Beginning with the line where "Read this page and output its text content." appears, retype every remaining line of the data below, both the first and last included.

+ + +

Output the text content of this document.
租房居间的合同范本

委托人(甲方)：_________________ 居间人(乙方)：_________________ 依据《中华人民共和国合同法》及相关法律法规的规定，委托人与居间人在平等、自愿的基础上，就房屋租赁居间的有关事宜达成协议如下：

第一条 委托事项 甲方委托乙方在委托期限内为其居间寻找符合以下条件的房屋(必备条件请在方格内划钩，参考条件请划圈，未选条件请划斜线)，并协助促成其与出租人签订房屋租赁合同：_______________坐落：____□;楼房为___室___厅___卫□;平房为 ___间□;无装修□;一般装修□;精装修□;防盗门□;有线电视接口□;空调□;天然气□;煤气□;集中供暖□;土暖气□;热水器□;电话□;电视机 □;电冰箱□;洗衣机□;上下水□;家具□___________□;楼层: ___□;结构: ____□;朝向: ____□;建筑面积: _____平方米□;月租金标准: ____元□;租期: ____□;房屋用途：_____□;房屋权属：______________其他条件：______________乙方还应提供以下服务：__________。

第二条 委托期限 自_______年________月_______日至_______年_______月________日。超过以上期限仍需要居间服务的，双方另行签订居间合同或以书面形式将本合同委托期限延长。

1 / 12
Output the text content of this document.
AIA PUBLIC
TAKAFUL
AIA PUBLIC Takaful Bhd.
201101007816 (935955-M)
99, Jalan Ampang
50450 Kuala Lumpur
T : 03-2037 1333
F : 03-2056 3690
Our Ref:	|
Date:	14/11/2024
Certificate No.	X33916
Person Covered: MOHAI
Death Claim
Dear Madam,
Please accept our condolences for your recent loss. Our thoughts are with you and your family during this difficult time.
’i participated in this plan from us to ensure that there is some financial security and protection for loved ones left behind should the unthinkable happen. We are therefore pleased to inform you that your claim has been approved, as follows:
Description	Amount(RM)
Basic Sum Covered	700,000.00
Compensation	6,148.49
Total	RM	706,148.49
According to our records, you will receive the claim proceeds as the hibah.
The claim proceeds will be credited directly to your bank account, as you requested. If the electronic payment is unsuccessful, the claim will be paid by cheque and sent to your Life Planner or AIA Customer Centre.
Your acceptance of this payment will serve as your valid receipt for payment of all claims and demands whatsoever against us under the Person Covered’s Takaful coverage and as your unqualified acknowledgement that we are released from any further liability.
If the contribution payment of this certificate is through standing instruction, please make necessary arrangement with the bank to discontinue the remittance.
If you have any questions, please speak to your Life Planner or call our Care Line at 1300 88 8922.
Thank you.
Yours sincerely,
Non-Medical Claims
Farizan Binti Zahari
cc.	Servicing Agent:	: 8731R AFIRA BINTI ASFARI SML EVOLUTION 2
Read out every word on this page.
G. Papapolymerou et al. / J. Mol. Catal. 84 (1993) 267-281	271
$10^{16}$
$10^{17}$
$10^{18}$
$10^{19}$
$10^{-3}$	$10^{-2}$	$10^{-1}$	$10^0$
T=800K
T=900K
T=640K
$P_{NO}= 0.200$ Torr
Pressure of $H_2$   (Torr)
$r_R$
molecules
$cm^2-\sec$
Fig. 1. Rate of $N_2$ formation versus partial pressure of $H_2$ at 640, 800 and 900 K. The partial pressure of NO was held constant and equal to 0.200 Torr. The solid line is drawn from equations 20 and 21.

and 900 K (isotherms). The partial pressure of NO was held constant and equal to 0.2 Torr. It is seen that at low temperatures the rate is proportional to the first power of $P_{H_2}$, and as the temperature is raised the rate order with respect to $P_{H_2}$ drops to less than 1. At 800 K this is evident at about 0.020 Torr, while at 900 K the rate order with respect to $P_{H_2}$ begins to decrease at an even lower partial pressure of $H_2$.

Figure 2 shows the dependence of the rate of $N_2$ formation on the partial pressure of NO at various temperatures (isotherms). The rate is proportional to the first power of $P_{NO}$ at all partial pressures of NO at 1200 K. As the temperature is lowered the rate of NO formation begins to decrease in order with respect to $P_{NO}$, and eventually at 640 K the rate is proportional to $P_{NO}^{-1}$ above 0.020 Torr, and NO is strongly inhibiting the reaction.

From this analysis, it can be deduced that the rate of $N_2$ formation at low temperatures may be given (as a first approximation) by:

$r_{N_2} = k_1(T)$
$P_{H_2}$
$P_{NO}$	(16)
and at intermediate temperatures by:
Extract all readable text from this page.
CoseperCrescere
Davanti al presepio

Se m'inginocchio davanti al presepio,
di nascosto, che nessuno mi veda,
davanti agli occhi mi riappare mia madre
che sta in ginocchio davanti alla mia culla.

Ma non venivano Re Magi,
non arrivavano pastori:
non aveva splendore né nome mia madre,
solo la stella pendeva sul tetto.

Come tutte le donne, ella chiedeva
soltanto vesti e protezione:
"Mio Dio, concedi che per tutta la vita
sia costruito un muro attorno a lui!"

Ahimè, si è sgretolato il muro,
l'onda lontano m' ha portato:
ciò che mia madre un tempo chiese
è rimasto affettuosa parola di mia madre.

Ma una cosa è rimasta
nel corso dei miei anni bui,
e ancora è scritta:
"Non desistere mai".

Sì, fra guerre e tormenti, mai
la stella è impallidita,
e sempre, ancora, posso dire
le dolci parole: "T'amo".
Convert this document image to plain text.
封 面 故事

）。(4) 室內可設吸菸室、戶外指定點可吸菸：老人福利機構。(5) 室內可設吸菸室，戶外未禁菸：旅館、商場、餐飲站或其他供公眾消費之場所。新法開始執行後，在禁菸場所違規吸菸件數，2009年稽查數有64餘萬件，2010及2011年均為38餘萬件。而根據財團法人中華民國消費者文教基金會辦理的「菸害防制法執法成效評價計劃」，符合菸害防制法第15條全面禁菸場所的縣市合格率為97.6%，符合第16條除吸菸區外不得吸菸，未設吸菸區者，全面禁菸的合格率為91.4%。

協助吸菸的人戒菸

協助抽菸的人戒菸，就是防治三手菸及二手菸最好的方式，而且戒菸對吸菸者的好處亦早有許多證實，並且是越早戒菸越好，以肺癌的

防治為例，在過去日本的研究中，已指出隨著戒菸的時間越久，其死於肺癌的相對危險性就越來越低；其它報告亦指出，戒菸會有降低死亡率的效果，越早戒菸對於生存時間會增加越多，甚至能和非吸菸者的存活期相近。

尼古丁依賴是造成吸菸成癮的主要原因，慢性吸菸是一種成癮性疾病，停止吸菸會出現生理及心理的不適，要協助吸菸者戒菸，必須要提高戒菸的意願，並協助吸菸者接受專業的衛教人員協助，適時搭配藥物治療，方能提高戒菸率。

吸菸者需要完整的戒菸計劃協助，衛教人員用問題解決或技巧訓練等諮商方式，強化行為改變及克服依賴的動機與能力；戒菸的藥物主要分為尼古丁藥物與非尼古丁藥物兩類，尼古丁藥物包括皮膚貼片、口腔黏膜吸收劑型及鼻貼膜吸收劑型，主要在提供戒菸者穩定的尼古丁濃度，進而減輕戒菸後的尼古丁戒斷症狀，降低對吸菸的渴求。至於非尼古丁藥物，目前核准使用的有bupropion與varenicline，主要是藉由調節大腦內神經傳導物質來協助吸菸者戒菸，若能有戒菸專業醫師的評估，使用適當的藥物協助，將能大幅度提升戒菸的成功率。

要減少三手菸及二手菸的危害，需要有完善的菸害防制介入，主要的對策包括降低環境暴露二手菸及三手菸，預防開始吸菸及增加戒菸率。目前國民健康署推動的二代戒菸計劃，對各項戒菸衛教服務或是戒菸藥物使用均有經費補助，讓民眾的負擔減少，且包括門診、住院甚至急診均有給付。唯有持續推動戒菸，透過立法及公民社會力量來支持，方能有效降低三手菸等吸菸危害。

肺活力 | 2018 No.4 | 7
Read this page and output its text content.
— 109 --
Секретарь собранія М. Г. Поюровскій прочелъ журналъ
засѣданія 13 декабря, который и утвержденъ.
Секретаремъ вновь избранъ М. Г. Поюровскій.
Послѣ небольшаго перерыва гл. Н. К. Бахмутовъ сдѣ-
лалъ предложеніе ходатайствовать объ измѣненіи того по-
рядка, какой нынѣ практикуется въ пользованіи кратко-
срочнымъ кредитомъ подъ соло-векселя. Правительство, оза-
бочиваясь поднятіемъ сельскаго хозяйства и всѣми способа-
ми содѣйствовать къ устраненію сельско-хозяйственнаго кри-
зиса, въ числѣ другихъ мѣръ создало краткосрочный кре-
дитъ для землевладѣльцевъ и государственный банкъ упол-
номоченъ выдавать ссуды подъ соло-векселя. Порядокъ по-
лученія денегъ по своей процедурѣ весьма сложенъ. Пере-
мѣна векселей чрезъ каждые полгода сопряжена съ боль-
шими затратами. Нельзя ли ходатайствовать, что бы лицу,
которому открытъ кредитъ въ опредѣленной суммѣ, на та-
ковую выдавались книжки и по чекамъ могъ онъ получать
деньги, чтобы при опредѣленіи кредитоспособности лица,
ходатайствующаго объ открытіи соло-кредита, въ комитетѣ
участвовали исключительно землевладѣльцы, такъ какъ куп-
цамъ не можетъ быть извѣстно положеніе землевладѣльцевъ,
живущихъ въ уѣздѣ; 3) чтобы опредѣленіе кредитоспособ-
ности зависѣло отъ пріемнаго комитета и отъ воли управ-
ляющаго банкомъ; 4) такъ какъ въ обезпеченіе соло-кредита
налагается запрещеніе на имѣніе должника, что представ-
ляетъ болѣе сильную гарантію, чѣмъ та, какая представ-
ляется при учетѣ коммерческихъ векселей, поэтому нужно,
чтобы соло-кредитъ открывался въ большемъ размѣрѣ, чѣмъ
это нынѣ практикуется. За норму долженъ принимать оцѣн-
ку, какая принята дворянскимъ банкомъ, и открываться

+ + +

■ Task solution
Read this page and output its text content.
— 109 --
Секретарь собранія М. Г. Поюровскій прочелъ журналъ
засѣданія 13 декабря, который и утвержденъ.
Секретаремъ вновь избранъ М. Г. Поюровскій.
Послѣ небольшаго перерыва гл. Н. К. Бахмутовъ сдѣ-
лалъ предложеніе ходатайствовать объ измѣненіи того по-
рядка, какой нынѣ практикуется въ пользованіи кратко-
срочнымъ кредитомъ подъ соло-векселя. Правительство, оза-
бочиваясь поднятіемъ сельскаго хозяйства и всѣми способа-
ми содѣйствовать къ устраненію сельско-хозяйственнаго кри-
зиса, въ числѣ другихъ мѣръ создало краткосрочный кре-
дитъ для землевладѣльцевъ и государственный банкъ упол-
номоченъ выдавать ссуды подъ соло-векселя. Порядокъ по-
лученія денегъ по своей процедурѣ весьма сложенъ. Пере-
мѣна векселей чрезъ каждые полгода сопряжена съ боль-
шими затратами. Нельзя ли ходатайствовать, что бы лицу,
которому открытъ кредитъ въ опредѣленной суммѣ, на та-
ковую выдавались книжки и по чекамъ могъ онъ получать
деньги, чтобы при опредѣленіи кредитоспособности лица,
ходатайствующаго объ открытіи соло-кредита, въ комитетѣ
участвовали исключительно землевладѣльцы, такъ какъ куп-
цамъ не можетъ быть извѣстно положеніе землевладѣльцевъ,
живущихъ въ уѣздѣ; 3) чтобы опредѣленіе кредитоспособ-
ности зависѣло отъ пріемнаго комитета и отъ воли управ-
ляющаго банкомъ; 4) такъ какъ въ обезпеченіе соло-кредита
налагается запрещеніе на имѣніе должника, что представ-
ляетъ болѣе сильную гарантію, чѣмъ та, какая представ-
ляется при учетѣ коммерческихъ векселей, поэтому нужно,
чтобы соло-кредитъ открывался въ большемъ размѣрѣ, чѣмъ
это нынѣ практикуется. За норму долженъ принимать оцѣн-
ку, какая принята дворянскимъ банкомъ, и открываться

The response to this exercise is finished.